I was a bit slow on the uptake here when Michael asked me about this
issue, because I've not seen it happen in Meteor, but that's probably
because it doesn't seem to affect us. Meteor uses an inline call to a
function in the parent frame and bridges the function into the iframe
as the first command that the streaming page executes. I don't know
if that prevents the HTMLFile limitation from kicking in, but I've
been watching my starscape demo at meteorserver.org via Charles
(http://www.xk72.com/charles/) and I don't see this issue.

This is one of the connections coming from my HTMLFile iframe at the
moment:

Status Receiving response body...
Response Code 200 OK
Protocol HTTP/1.1
Method GET
Content-Type text/html; charset=utf-8
Request Start Time 08/11/07 14:20:05
Response Duration 218.27 sec
Latency 0 ms
Speed 0.02 KB/s
Response Speed 0.02 KB/s
Request Header Size 524 bytes
Response Header Size 185 bytes
Response Size 3.01 KB (3078 bytes)
Total Size 3.70 KB (3787 bytes)

**TASK INSTRUCTIONS:**
1. Rewrite the paragraph of the Meteor streaming post that begins "I was a bit slow on the uptake" as a short bulleted list that keeps its main facts.
2. From the connection details in the Meteor streaming post, list every size measurement along with its value.
3. Write what comes next in the post about Meteor's HTMLFile streaming, picking up right after its final line.

**INFORMATION SUPPLIED:**
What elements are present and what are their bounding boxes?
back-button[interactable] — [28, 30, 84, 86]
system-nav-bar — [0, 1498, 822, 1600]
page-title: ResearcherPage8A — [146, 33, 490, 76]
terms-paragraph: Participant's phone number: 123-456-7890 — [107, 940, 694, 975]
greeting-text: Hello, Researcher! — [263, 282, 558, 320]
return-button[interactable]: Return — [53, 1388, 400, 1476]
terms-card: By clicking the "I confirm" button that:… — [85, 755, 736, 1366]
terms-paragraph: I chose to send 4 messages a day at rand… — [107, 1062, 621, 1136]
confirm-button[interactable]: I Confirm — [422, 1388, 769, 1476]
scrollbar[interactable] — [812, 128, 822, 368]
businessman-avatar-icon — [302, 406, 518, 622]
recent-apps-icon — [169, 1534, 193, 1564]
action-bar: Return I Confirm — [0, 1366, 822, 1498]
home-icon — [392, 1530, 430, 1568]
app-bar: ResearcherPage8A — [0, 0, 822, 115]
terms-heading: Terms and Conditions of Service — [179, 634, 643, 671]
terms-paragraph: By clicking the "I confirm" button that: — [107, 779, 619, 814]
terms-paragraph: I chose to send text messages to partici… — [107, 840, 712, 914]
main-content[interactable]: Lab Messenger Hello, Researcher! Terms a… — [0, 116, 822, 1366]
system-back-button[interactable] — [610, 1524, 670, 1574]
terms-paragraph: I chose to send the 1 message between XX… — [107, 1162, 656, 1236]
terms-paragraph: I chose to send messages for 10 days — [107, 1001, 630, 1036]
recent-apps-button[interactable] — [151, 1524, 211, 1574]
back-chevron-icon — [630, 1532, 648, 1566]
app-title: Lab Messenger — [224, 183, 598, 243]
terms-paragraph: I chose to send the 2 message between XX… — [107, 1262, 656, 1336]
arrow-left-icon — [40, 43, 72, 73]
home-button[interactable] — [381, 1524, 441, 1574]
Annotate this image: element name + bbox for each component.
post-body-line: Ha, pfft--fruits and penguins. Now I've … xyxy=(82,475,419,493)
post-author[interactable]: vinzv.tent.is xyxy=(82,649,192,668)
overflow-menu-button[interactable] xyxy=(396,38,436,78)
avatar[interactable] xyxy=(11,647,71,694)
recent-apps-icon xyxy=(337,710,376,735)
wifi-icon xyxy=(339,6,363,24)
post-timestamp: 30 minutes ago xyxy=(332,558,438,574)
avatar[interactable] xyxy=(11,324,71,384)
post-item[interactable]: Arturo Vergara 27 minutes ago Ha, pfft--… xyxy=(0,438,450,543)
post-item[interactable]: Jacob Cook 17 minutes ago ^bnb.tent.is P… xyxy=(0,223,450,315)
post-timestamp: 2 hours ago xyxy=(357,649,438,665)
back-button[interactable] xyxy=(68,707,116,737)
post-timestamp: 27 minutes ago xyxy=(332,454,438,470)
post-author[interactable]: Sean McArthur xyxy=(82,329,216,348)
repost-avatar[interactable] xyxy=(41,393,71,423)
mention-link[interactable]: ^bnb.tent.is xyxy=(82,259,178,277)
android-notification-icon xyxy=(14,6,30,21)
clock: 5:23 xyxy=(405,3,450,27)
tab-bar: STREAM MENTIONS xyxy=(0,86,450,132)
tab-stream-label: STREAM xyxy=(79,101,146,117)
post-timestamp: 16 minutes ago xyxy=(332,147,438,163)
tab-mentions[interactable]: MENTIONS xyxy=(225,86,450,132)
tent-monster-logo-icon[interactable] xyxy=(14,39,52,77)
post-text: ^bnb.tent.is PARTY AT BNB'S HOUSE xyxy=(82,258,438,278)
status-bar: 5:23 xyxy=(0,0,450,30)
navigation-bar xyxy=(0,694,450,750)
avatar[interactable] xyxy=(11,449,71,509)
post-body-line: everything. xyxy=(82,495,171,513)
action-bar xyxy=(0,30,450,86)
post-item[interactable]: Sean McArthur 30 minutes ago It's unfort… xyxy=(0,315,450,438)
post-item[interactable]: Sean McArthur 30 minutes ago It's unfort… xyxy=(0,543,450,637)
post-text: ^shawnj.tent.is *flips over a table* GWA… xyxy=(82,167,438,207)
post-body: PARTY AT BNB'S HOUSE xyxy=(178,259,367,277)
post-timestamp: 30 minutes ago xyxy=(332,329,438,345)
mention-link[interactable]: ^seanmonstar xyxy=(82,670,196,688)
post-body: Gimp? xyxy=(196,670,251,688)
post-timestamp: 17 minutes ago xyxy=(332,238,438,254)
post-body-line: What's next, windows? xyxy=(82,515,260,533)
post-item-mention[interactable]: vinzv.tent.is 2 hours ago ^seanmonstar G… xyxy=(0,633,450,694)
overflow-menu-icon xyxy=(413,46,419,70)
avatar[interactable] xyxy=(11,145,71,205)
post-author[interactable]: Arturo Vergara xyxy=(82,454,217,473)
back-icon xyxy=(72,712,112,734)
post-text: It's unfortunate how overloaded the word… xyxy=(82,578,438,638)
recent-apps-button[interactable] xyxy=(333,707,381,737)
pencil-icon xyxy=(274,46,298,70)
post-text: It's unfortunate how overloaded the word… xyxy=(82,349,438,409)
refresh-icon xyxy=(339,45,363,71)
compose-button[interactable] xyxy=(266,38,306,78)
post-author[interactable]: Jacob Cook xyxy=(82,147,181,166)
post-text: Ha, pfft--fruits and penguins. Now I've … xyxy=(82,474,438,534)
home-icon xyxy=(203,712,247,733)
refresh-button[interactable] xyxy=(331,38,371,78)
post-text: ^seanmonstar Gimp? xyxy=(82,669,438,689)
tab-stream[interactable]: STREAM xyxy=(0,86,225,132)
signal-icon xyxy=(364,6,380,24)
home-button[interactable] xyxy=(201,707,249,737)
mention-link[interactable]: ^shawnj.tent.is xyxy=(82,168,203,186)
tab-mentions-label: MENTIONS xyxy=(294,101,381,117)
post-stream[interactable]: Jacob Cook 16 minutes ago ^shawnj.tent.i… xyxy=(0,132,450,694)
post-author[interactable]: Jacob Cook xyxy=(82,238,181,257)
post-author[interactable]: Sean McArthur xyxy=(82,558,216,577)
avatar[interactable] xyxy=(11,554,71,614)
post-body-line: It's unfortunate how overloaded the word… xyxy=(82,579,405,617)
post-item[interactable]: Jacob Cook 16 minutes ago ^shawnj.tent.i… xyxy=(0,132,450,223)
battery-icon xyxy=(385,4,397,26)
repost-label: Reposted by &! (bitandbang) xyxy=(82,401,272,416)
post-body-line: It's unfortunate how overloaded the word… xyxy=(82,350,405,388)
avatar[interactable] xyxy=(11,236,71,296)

**TASK-BY-TASK RESULTS:**
1.
- When Michael asked about the issue, the writer was slow to respond, having not seen it happen in Meteor, probably because it doesn't seem to affect Meteor.
- Meteor uses an inline call to a function in the parent frame and bridges that function into the iframe as the first command the streaming page executes.
- The writer doesn't know whether this prevents the HTMLFile limitation from kicking in.
- While watching the starscape demo at meteorserver.org through Charles (http://www.xk72.com/charles/), the writer doesn't see the issue.

2.
- Request Header Size: 524 bytes
- Response Header Size: 185 bytes
- Response Size: 3.01 KB (3078 bytes)
- Total Size: 3.70 KB (3787 bytes)

3.
So it's been going for almost 4 minutes and has sent 110 events like
these:

<script>p(6,"demo","{ip:'10.0.0.3',path:'%2F',respcode:200}");</
script>
<script>p(-1,"");</script>
<script>p(7,"demo","{ip:'10.0.0.1',path:'%2Fserver-docs%2F',respcode:
200}");</script>
<script>p(-1,"");</script>
<script>p(8,"demo","{ip:'10.0.0.8',path:'%2Fdemo%2F',respcode:200}");</
script>
<script>p(-1,"");</script>

The p() function is simply a bridge to the Meteor.process function in
the parent frame. I am however still having the lingering HTMLFile
problem - you navigate to another page, and Charles still shows both
connections continuing to receive data, even though theoretically one
of them doesn't exist in the browser anymore. Damn difficult to debug
as there's no page from which to extract any debug. Is anyone else
seeing this?

Cheers.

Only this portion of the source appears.